▸ **Goal**: Select from the records below every line that has the word "this" in it.
== Data for the task
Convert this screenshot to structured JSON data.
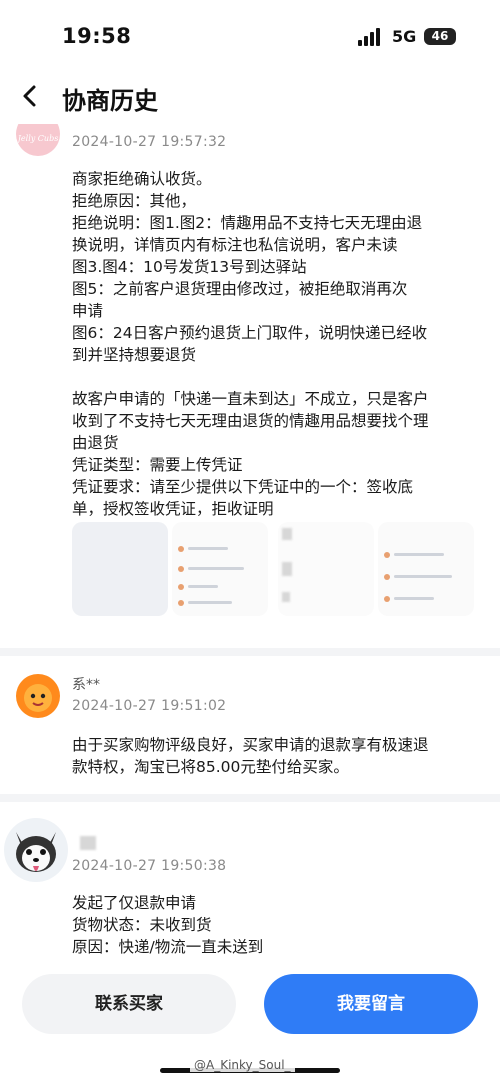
{
  "status": {
    "time": "19:58",
    "network": "5G",
    "battery": "46"
  },
  "nav": {
    "title": "协商历史"
  },
  "entries": [
    {
      "avatar_text": "Jelly Cubs",
      "timestamp": "2024-10-27 19:57:32",
      "lines": [
        "商家拒绝确认收货。",
        "拒绝原因：其他，",
        "拒绝说明：图1.图2：情趣用品不支持七天无理由退",
        "换说明，详情页内有标注也私信说明，客户未读",
        "图3.图4：10号发货13号到达驿站",
        "图5：之前客户退货理由修改过，被拒绝取消再次",
        "申请",
        "图6：24日客户预约退货上门取件，说明快递已经收",
        "到并坚持想要退货",
        "",
        "故客户申请的「快递一直未到达」不成立，只是客户",
        "收到了不支持七天无理由退货的情趣用品想要找个理",
        "由退货",
        "凭证类型：需要上传凭证",
        "凭证要求：请至少提供以下凭证中的一个：签收底",
        "单，授权签收凭证，拒收证明"
      ]
    },
    {
      "name": "系**",
      "timestamp": "2024-10-27 19:51:02",
      "lines": [
        "由于买家购物评级良好，买家申请的退款享有极速退",
        "款特权，淘宝已将85.00元垫付给买家。"
      ]
    },
    {
      "name": "",
      "timestamp": "2024-10-27 19:50:38",
      "lines": [
        "发起了仅退款申请",
        "货物状态：未收到货",
        "原因：快递/物流一直未送到"
      ]
    }
  ],
  "buttons": {
    "contact": "联系买家",
    "reply": "我要留言"
  },
  "watermark": "@A_Kinky_Soul_",
  "colors": {
    "accent": "#2f7cf6",
    "secondary_bg": "#f2f3f5"
  },
  "icons": [
    "back-icon",
    "signal-icon",
    "battery-icon",
    "merchant-avatar",
    "system-avatar",
    "buyer-avatar"
  ]
}
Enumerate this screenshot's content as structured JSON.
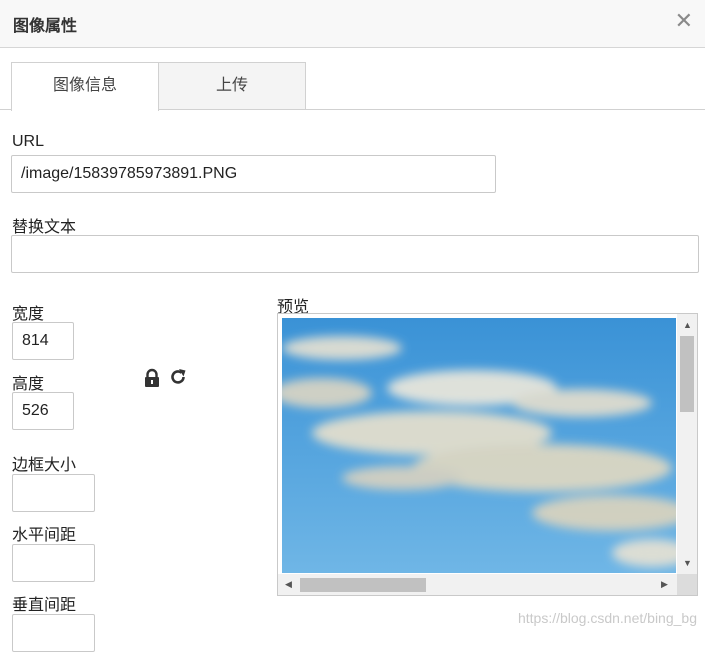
====
▸ **Full solution**:
Convert this screenshot to structured JSON data.
Enumerate this screenshot's content as structured JSON.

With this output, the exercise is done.